> **WHAT TO PRODUCE**: Extract the full listing below without altering a single character.

> **RECORDS FOR THE EXERCISE**:

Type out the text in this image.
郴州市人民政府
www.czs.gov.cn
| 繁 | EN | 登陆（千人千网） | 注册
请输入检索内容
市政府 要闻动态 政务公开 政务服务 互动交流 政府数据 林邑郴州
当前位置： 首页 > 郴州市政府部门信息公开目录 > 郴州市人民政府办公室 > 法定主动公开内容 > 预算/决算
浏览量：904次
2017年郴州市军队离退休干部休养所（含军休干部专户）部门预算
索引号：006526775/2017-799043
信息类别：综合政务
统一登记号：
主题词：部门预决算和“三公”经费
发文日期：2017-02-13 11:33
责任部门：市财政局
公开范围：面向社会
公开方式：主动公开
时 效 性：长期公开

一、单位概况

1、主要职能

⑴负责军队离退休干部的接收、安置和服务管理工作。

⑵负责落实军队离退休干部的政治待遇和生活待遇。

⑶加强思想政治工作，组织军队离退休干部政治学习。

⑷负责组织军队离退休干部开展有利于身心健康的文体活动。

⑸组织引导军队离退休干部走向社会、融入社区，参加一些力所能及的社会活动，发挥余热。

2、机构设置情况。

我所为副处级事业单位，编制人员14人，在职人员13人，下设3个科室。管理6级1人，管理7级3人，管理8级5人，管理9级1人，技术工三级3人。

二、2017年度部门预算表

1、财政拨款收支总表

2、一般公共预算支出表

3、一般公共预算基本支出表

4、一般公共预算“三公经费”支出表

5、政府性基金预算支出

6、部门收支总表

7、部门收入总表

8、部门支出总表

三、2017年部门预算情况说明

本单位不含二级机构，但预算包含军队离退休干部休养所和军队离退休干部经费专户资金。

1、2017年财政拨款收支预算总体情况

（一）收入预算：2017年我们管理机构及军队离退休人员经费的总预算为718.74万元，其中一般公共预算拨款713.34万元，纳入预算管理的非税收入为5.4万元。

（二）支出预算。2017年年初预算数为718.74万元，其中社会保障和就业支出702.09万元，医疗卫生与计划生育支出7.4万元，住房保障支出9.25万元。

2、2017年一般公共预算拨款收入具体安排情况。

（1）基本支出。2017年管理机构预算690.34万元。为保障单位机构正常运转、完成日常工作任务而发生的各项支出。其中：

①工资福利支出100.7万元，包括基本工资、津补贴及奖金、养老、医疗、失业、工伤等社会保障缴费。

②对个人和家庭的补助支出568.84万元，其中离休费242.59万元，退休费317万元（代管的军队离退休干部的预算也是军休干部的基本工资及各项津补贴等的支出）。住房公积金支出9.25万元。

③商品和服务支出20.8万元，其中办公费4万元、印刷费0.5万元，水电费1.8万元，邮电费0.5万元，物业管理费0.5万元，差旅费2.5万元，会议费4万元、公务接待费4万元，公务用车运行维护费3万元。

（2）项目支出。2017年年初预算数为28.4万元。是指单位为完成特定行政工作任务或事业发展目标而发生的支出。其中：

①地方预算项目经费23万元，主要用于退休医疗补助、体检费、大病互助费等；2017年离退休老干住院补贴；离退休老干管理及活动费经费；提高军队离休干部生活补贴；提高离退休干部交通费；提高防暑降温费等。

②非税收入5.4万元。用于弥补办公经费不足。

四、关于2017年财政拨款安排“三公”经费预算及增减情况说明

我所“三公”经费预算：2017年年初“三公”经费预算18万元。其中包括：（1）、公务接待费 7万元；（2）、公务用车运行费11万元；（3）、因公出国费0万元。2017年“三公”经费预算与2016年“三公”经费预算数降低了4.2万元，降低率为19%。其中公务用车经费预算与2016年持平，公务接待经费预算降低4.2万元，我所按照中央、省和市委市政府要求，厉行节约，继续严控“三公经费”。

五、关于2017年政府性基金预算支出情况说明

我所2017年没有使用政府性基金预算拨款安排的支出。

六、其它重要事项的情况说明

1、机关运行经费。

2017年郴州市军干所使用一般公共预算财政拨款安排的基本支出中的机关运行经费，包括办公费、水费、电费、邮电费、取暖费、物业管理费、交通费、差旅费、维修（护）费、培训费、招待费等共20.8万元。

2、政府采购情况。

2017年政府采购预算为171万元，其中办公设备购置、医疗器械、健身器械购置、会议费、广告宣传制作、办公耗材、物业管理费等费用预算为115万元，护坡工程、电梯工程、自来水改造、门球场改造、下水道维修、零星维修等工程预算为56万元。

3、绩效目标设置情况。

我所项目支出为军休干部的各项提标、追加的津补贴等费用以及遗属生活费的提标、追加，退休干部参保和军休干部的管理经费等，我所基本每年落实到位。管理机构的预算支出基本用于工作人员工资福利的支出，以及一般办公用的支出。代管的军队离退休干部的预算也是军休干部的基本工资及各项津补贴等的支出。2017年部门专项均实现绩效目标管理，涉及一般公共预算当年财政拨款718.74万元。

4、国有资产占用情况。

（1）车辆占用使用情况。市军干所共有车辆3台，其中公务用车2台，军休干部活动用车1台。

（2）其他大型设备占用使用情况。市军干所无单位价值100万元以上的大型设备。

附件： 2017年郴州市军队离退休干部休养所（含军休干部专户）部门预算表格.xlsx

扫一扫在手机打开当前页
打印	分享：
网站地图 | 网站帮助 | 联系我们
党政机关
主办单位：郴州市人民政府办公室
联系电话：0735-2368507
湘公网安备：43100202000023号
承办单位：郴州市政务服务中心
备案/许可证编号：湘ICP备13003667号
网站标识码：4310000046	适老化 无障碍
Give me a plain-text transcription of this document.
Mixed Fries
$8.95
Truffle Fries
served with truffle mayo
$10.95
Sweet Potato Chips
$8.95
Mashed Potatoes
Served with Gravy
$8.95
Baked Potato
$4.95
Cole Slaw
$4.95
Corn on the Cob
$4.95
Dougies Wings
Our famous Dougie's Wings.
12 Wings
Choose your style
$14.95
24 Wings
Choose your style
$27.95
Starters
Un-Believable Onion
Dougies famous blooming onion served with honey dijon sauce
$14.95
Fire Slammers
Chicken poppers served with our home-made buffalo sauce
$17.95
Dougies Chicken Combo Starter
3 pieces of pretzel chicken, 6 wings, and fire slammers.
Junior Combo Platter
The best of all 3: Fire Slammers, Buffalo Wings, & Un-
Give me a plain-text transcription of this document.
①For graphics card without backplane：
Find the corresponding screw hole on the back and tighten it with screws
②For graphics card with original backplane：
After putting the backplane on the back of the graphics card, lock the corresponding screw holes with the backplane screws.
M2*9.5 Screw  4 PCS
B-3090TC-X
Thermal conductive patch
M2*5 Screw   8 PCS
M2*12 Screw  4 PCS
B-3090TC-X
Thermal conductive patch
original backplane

> **COMPLETED EXERCISE**:
Type out the text in this image.
郴州市人民政府
www.czs.gov.cn
| 繁 | EN | 登陆（千人千网） | 注册
请输入检索内容
市政府 要闻动态 政务公开 政务服务 互动交流 政府数据 林邑郴州
当前位置： 首页 > 郴州市政府部门信息公开目录 > 郴州市人民政府办公室 > 法定主动公开内容 > 预算/决算
浏览量：904次
2017年郴州市军队离退休干部休养所（含军休干部专户）部门预算
索引号：006526775/2017-799043
信息类别：综合政务
统一登记号：
主题词：部门预决算和“三公”经费
发文日期：2017-02-13 11:33
责任部门：市财政局
公开范围：面向社会
公开方式：主动公开
时 效 性：长期公开

一、单位概况

1、主要职能

⑴负责军队离退休干部的接收、安置和服务管理工作。

⑵负责落实军队离退休干部的政治待遇和生活待遇。

⑶加强思想政治工作，组织军队离退休干部政治学习。

⑷负责组织军队离退休干部开展有利于身心健康的文体活动。

⑸组织引导军队离退休干部走向社会、融入社区，参加一些力所能及的社会活动，发挥余热。

2、机构设置情况。

我所为副处级事业单位，编制人员14人，在职人员13人，下设3个科室。管理6级1人，管理7级3人，管理8级5人，管理9级1人，技术工三级3人。

二、2017年度部门预算表

1、财政拨款收支总表

2、一般公共预算支出表

3、一般公共预算基本支出表

4、一般公共预算“三公经费”支出表

5、政府性基金预算支出

6、部门收支总表

7、部门收入总表

8、部门支出总表

三、2017年部门预算情况说明

本单位不含二级机构，但预算包含军队离退休干部休养所和军队离退休干部经费专户资金。

1、2017年财政拨款收支预算总体情况

（一）收入预算：2017年我们管理机构及军队离退休人员经费的总预算为718.74万元，其中一般公共预算拨款713.34万元，纳入预算管理的非税收入为5.4万元。

（二）支出预算。2017年年初预算数为718.74万元，其中社会保障和就业支出702.09万元，医疗卫生与计划生育支出7.4万元，住房保障支出9.25万元。

2、2017年一般公共预算拨款收入具体安排情况。

（1）基本支出。2017年管理机构预算690.34万元。为保障单位机构正常运转、完成日常工作任务而发生的各项支出。其中：

①工资福利支出100.7万元，包括基本工资、津补贴及奖金、养老、医疗、失业、工伤等社会保障缴费。

②对个人和家庭的补助支出568.84万元，其中离休费242.59万元，退休费317万元（代管的军队离退休干部的预算也是军休干部的基本工资及各项津补贴等的支出）。住房公积金支出9.25万元。

③商品和服务支出20.8万元，其中办公费4万元、印刷费0.5万元，水电费1.8万元，邮电费0.5万元，物业管理费0.5万元，差旅费2.5万元，会议费4万元、公务接待费4万元，公务用车运行维护费3万元。

（2）项目支出。2017年年初预算数为28.4万元。是指单位为完成特定行政工作任务或事业发展目标而发生的支出。其中：

①地方预算项目经费23万元，主要用于退休医疗补助、体检费、大病互助费等；2017年离退休老干住院补贴；离退休老干管理及活动费经费；提高军队离休干部生活补贴；提高离退休干部交通费；提高防暑降温费等。

②非税收入5.4万元。用于弥补办公经费不足。

四、关于2017年财政拨款安排“三公”经费预算及增减情况说明

我所“三公”经费预算：2017年年初“三公”经费预算18万元。其中包括：（1）、公务接待费 7万元；（2）、公务用车运行费11万元；（3）、因公出国费0万元。2017年“三公”经费预算与2016年“三公”经费预算数降低了4.2万元，降低率为19%。其中公务用车经费预算与2016年持平，公务接待经费预算降低4.2万元，我所按照中央、省和市委市政府要求，厉行节约，继续严控“三公经费”。

五、关于2017年政府性基金预算支出情况说明

我所2017年没有使用政府性基金预算拨款安排的支出。

六、其它重要事项的情况说明

1、机关运行经费。

2017年郴州市军干所使用一般公共预算财政拨款安排的基本支出中的机关运行经费，包括办公费、水费、电费、邮电费、取暖费、物业管理费、交通费、差旅费、维修（护）费、培训费、招待费等共20.8万元。

2、政府采购情况。

2017年政府采购预算为171万元，其中办公设备购置、医疗器械、健身器械购置、会议费、广告宣传制作、办公耗材、物业管理费等费用预算为115万元，护坡工程、电梯工程、自来水改造、门球场改造、下水道维修、零星维修等工程预算为56万元。

3、绩效目标设置情况。

我所项目支出为军休干部的各项提标、追加的津补贴等费用以及遗属生活费的提标、追加，退休干部参保和军休干部的管理经费等，我所基本每年落实到位。管理机构的预算支出基本用于工作人员工资福利的支出，以及一般办公用的支出。代管的军队离退休干部的预算也是军休干部的基本工资及各项津补贴等的支出。2017年部门专项均实现绩效目标管理，涉及一般公共预算当年财政拨款718.74万元。

4、国有资产占用情况。

（1）车辆占用使用情况。市军干所共有车辆3台，其中公务用车2台，军休干部活动用车1台。

（2）其他大型设备占用使用情况。市军干所无单位价值100万元以上的大型设备。

附件： 2017年郴州市军队离退休干部休养所（含军休干部专户）部门预算表格.xlsx

扫一扫在手机打开当前页
打印	分享：
网站地图 | 网站帮助 | 联系我们
党政机关
主办单位：郴州市人民政府办公室
联系电话：0735-2368507
湘公网安备：43100202000023号
承办单位：郴州市政务服务中心
备案/许可证编号：湘ICP备13003667号
网站标识码：4310000046	适老化 无障碍
Give me a plain-text transcription of this document.
Mixed Fries
$8.95
Truffle Fries
served with truffle mayo
$10.95
Sweet Potato Chips
$8.95
Mashed Potatoes
Served with Gravy
$8.95
Baked Potato
$4.95
Cole Slaw
$4.95
Corn on the Cob
$4.95
Dougies Wings
Our famous Dougie's Wings.
12 Wings
Choose your style
$14.95
24 Wings
Choose your style
$27.95
Starters
Un-Believable Onion
Dougies famous blooming onion served with honey dijon sauce
$14.95
Fire Slammers
Chicken poppers served with our home-made buffalo sauce
$17.95
Dougies Chicken Combo Starter
3 pieces of pretzel chicken, 6 wings, and fire slammers.
Junior Combo Platter
The best of all 3: Fire Slammers, Buffalo Wings, & Un-
Give me a plain-text transcription of this document.
①For graphics card without backplane：
Find the corresponding screw hole on the back and tighten it with screws
②For graphics card with original backplane：
After putting the backplane on the back of the graphics card, lock the corresponding screw holes with the backplane screws.
M2*9.5 Screw  4 PCS
B-3090TC-X
Thermal conductive patch
M2*5 Screw   8 PCS
M2*12 Screw  4 PCS
B-3090TC-X
Thermal conductive patch
original backplane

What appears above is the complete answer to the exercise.